Dataset entries on figures ::
· · · · ·
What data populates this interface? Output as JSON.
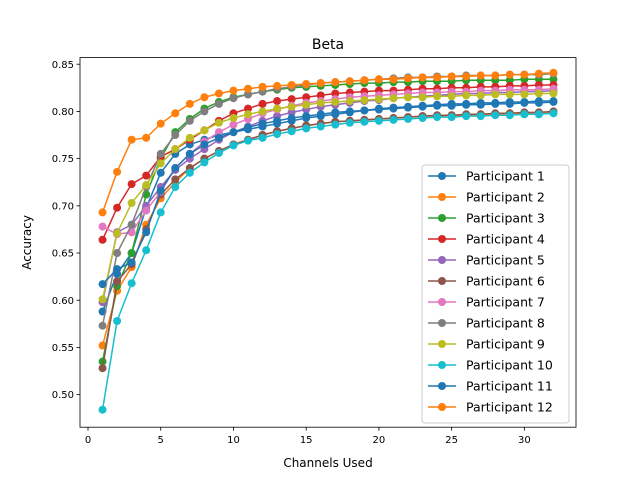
{
  "chart_data": {
    "type": "line",
    "title": "Beta",
    "xlabel": "Channels Used",
    "ylabel": "Accuracy",
    "xlim": [
      -0.55,
      33.55
    ],
    "ylim": [
      0.4655,
      0.857
    ],
    "xticks": [
      0,
      5,
      10,
      15,
      20,
      25,
      30
    ],
    "yticks": [
      0.5,
      0.55,
      0.6,
      0.65,
      0.7,
      0.75,
      0.8,
      0.85
    ],
    "ytick_labels": [
      "0.50",
      "0.55",
      "0.60",
      "0.65",
      "0.70",
      "0.75",
      "0.80",
      "0.85"
    ],
    "grid": false,
    "legend": "lower-right",
    "x": [
      1,
      2,
      3,
      4,
      5,
      6,
      7,
      8,
      9,
      10,
      11,
      12,
      13,
      14,
      15,
      16,
      17,
      18,
      19,
      20,
      21,
      22,
      23,
      24,
      25,
      26,
      27,
      28,
      29,
      30,
      31,
      32
    ],
    "series": [
      {
        "name": "Participant 1",
        "color": "#1f77b4",
        "values": [
          0.588,
          0.628,
          0.65,
          0.698,
          0.735,
          0.755,
          0.765,
          0.77,
          0.775,
          0.778,
          0.781,
          0.784,
          0.787,
          0.79,
          0.793,
          0.795,
          0.797,
          0.799,
          0.801,
          0.803,
          0.804,
          0.805,
          0.806,
          0.807,
          0.808,
          0.808,
          0.809,
          0.809,
          0.81,
          0.81,
          0.811,
          0.811
        ]
      },
      {
        "name": "Participant 2",
        "color": "#ff7f0e",
        "values": [
          0.552,
          0.61,
          0.635,
          0.68,
          0.708,
          0.725,
          0.74,
          0.75,
          0.758,
          0.765,
          0.77,
          0.775,
          0.779,
          0.782,
          0.785,
          0.787,
          0.789,
          0.79,
          0.791,
          0.792,
          0.793,
          0.794,
          0.795,
          0.795,
          0.796,
          0.796,
          0.797,
          0.797,
          0.798,
          0.798,
          0.799,
          0.799
        ]
      },
      {
        "name": "Participant 3",
        "color": "#2ca02c",
        "values": [
          0.535,
          0.615,
          0.65,
          0.712,
          0.75,
          0.778,
          0.792,
          0.803,
          0.81,
          0.815,
          0.818,
          0.821,
          0.823,
          0.825,
          0.826,
          0.827,
          0.828,
          0.829,
          0.83,
          0.83,
          0.831,
          0.831,
          0.832,
          0.832,
          0.832,
          0.833,
          0.833,
          0.833,
          0.833,
          0.834,
          0.834,
          0.834
        ]
      },
      {
        "name": "Participant 4",
        "color": "#d62728",
        "values": [
          0.664,
          0.698,
          0.723,
          0.732,
          0.752,
          0.76,
          0.77,
          0.78,
          0.79,
          0.798,
          0.803,
          0.808,
          0.811,
          0.813,
          0.815,
          0.817,
          0.819,
          0.82,
          0.821,
          0.822,
          0.822,
          0.823,
          0.824,
          0.824,
          0.825,
          0.825,
          0.826,
          0.826,
          0.827,
          0.827,
          0.828,
          0.828
        ]
      },
      {
        "name": "Participant 5",
        "color": "#9467bd",
        "values": [
          0.598,
          0.672,
          0.68,
          0.7,
          0.72,
          0.738,
          0.75,
          0.76,
          0.77,
          0.778,
          0.784,
          0.79,
          0.795,
          0.799,
          0.802,
          0.805,
          0.807,
          0.809,
          0.811,
          0.812,
          0.814,
          0.815,
          0.816,
          0.817,
          0.818,
          0.819,
          0.819,
          0.82,
          0.82,
          0.821,
          0.821,
          0.822
        ]
      },
      {
        "name": "Participant 6",
        "color": "#8c564b",
        "values": [
          0.528,
          0.62,
          0.638,
          0.675,
          0.712,
          0.728,
          0.74,
          0.75,
          0.758,
          0.765,
          0.77,
          0.775,
          0.779,
          0.782,
          0.785,
          0.787,
          0.789,
          0.79,
          0.791,
          0.792,
          0.793,
          0.794,
          0.795,
          0.796,
          0.796,
          0.797,
          0.797,
          0.798,
          0.798,
          0.799,
          0.799,
          0.8
        ]
      },
      {
        "name": "Participant 7",
        "color": "#e377c2",
        "values": [
          0.678,
          0.67,
          0.672,
          0.695,
          0.715,
          0.74,
          0.755,
          0.768,
          0.778,
          0.786,
          0.792,
          0.798,
          0.802,
          0.806,
          0.809,
          0.811,
          0.813,
          0.815,
          0.816,
          0.817,
          0.818,
          0.819,
          0.82,
          0.82,
          0.821,
          0.821,
          0.822,
          0.822,
          0.823,
          0.823,
          0.823,
          0.824
        ]
      },
      {
        "name": "Participant 8",
        "color": "#7f7f7f",
        "values": [
          0.573,
          0.65,
          0.68,
          0.72,
          0.755,
          0.775,
          0.79,
          0.8,
          0.808,
          0.814,
          0.818,
          0.821,
          0.824,
          0.826,
          0.828,
          0.83,
          0.831,
          0.832,
          0.833,
          0.834,
          0.835,
          0.836,
          0.836,
          0.837,
          0.837,
          0.838,
          0.838,
          0.838,
          0.839,
          0.839,
          0.839,
          0.84
        ]
      },
      {
        "name": "Participant 9",
        "color": "#bcbd22",
        "values": [
          0.601,
          0.671,
          0.703,
          0.722,
          0.745,
          0.76,
          0.772,
          0.78,
          0.788,
          0.793,
          0.797,
          0.8,
          0.803,
          0.805,
          0.807,
          0.809,
          0.81,
          0.811,
          0.812,
          0.813,
          0.814,
          0.815,
          0.815,
          0.816,
          0.816,
          0.817,
          0.817,
          0.818,
          0.818,
          0.818,
          0.819,
          0.819
        ]
      },
      {
        "name": "Participant 10",
        "color": "#17becf",
        "values": [
          0.484,
          0.578,
          0.618,
          0.653,
          0.693,
          0.72,
          0.735,
          0.746,
          0.756,
          0.764,
          0.769,
          0.772,
          0.776,
          0.779,
          0.782,
          0.784,
          0.786,
          0.788,
          0.789,
          0.79,
          0.791,
          0.792,
          0.793,
          0.794,
          0.794,
          0.795,
          0.795,
          0.796,
          0.796,
          0.797,
          0.797,
          0.798
        ]
      },
      {
        "name": "Participant 11",
        "color": "#1f77b4",
        "values": [
          0.617,
          0.633,
          0.64,
          0.672,
          0.716,
          0.74,
          0.755,
          0.765,
          0.772,
          0.778,
          0.783,
          0.787,
          0.79,
          0.793,
          0.795,
          0.797,
          0.799,
          0.8,
          0.801,
          0.802,
          0.803,
          0.804,
          0.805,
          0.806,
          0.806,
          0.807,
          0.807,
          0.808,
          0.808,
          0.809,
          0.809,
          0.81
        ]
      },
      {
        "name": "Participant 12",
        "color": "#ff7f0e",
        "values": [
          0.693,
          0.736,
          0.77,
          0.772,
          0.787,
          0.798,
          0.808,
          0.815,
          0.819,
          0.822,
          0.824,
          0.826,
          0.827,
          0.828,
          0.829,
          0.83,
          0.831,
          0.832,
          0.833,
          0.834,
          0.834,
          0.835,
          0.836,
          0.836,
          0.837,
          0.837,
          0.838,
          0.838,
          0.839,
          0.839,
          0.84,
          0.841
        ]
      }
    ]
  }
}
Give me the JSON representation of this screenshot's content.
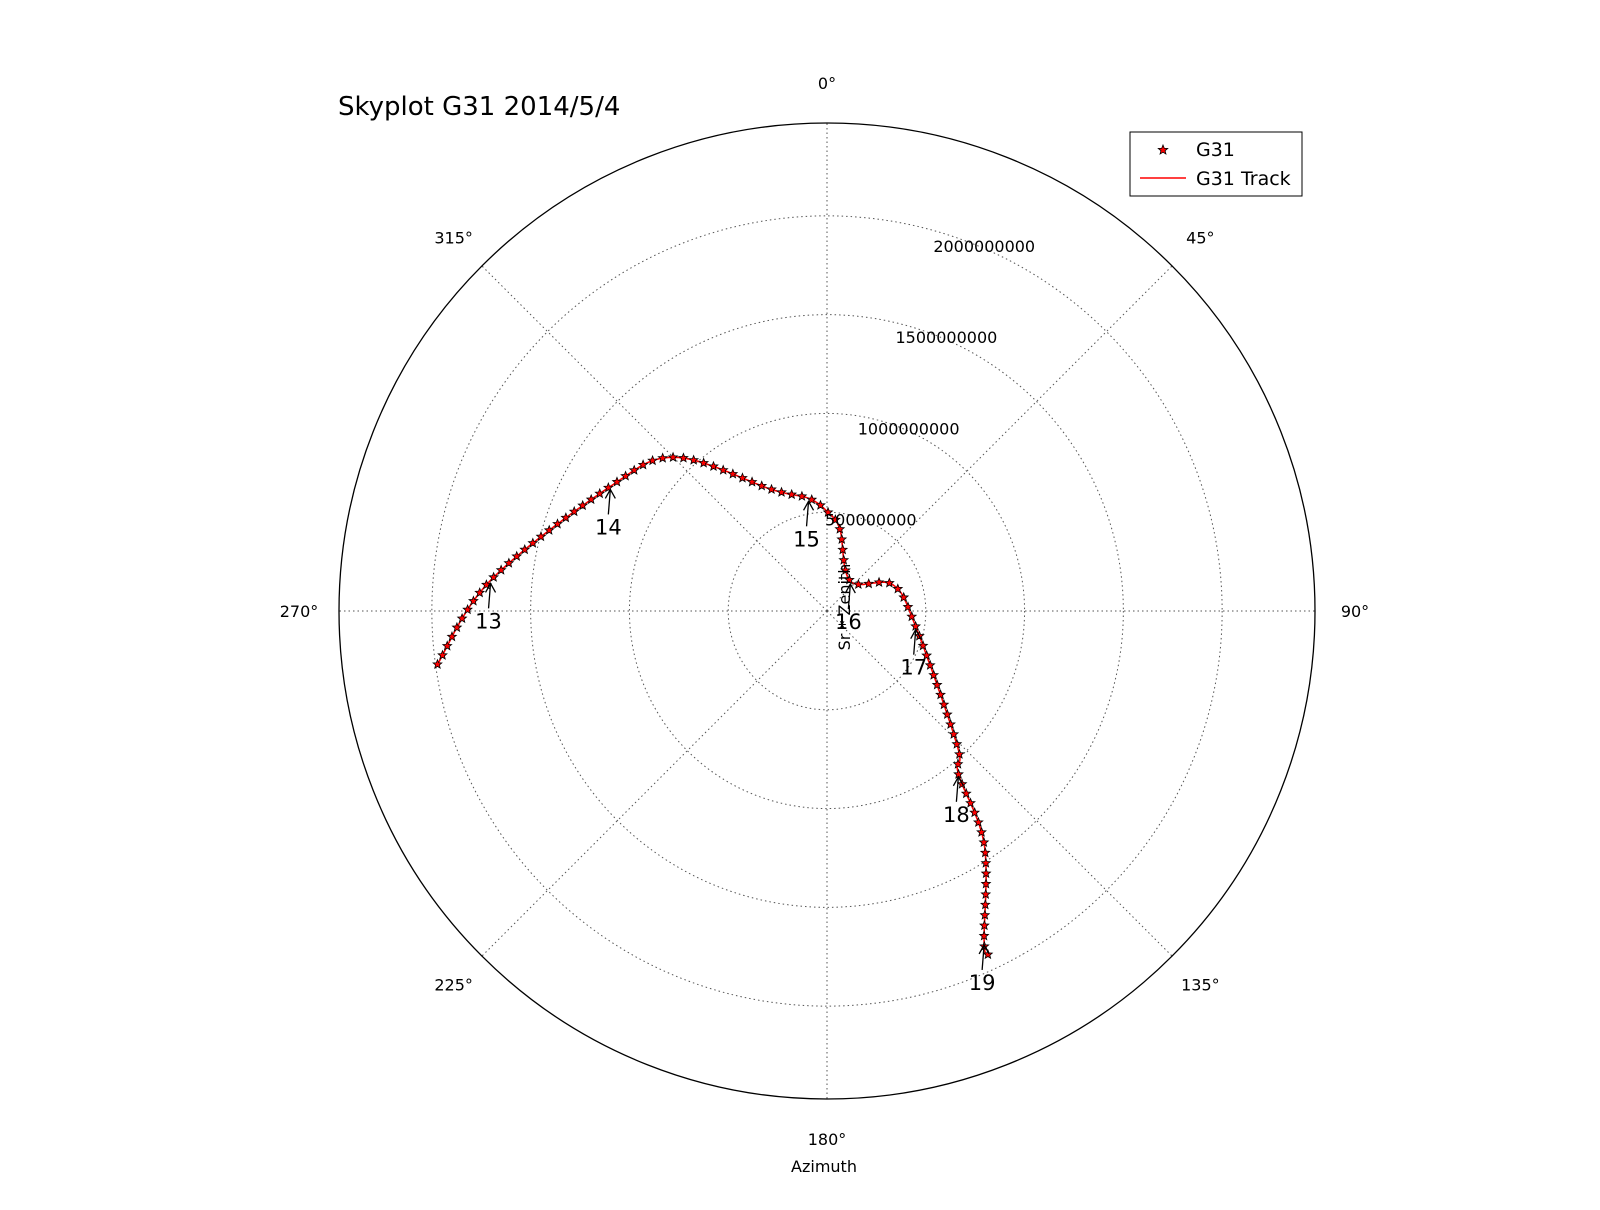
{
  "chart_data": {
    "type": "polar-scatter",
    "title": "Skyplot G31 2014/5/4",
    "xlabel": "Azimuth",
    "ylabel": "Sr * Zenith",
    "theta_direction": "clockwise",
    "theta_zero": "north",
    "angle_ticks": [
      {
        "deg": 0,
        "label": "0°"
      },
      {
        "deg": 45,
        "label": "45°"
      },
      {
        "deg": 90,
        "label": "90°"
      },
      {
        "deg": 135,
        "label": "135°"
      },
      {
        "deg": 180,
        "label": "180°"
      },
      {
        "deg": 225,
        "label": "225°"
      },
      {
        "deg": 270,
        "label": "270°"
      },
      {
        "deg": 315,
        "label": "315°"
      }
    ],
    "radial_ticks": [
      {
        "value": 500000000,
        "label": "500000000"
      },
      {
        "value": 1000000000,
        "label": "1000000000"
      },
      {
        "value": 1500000000,
        "label": "1500000000"
      },
      {
        "value": 2000000000,
        "label": "2000000000"
      }
    ],
    "rlim": [
      0,
      2470000000
    ],
    "grid": true,
    "legend": {
      "position": "top-right",
      "entries": [
        {
          "label": "G31",
          "marker": "star",
          "color": "#ff0000"
        },
        {
          "label": "G31 Track",
          "marker": "line",
          "color": "#ff0000"
        }
      ]
    },
    "track_control": [
      {
        "az": 262.2,
        "r": 1990000000
      },
      {
        "az": 275.2,
        "r": 1710000000
      },
      {
        "az": 299.9,
        "r": 1265000000
      },
      {
        "az": 315.5,
        "r": 1090000000
      },
      {
        "az": 335.6,
        "r": 675000000
      },
      {
        "az": 350.7,
        "r": 578000000
      },
      {
        "az": 0.0,
        "r": 504000000
      },
      {
        "az": 9.0,
        "r": 418000000
      },
      {
        "az": 38.0,
        "r": 192000000
      },
      {
        "az": 68.1,
        "r": 358000000
      },
      {
        "az": 100.0,
        "r": 456000000
      },
      {
        "az": 136.0,
        "r": 950000000
      },
      {
        "az": 141.1,
        "r": 1059000000
      },
      {
        "az": 146.1,
        "r": 1428000000
      },
      {
        "az": 154.6,
        "r": 1854000000
      },
      {
        "az": 154.9,
        "r": 1920000000
      }
    ],
    "hour_annotations": [
      {
        "label": "13",
        "az": 275.2,
        "r": 1710000000
      },
      {
        "label": "14",
        "az": 299.9,
        "r": 1265000000
      },
      {
        "label": "15",
        "az": 350.7,
        "r": 578000000
      },
      {
        "label": "16",
        "az": 38.0,
        "r": 192000000
      },
      {
        "label": "17",
        "az": 100.0,
        "r": 456000000
      },
      {
        "label": "18",
        "az": 141.1,
        "r": 1059000000
      },
      {
        "label": "19",
        "az": 154.6,
        "r": 1854000000
      }
    ],
    "marker_count": 97
  },
  "colors": {
    "track": "#ff0000",
    "marker_fill": "#ff0000",
    "marker_edge": "#000000",
    "grid": "#555555",
    "frame": "#000000"
  }
}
· · · · ·
Select every line above that contains the word "name", and copy it.

        "name": "Participant 1",
        "name": "Participant 2",
        "name": "Participant 3",
        "name": "Participant 4",
        "name": "Participant 5",
        "name": "Participant 6",
        "name": "Participant 7",
        "name": "Participant 8",
        "name": "Participant 9",
        "name": "Participant 10",
        "name": "Participant 11",
        "name": "Participant 12",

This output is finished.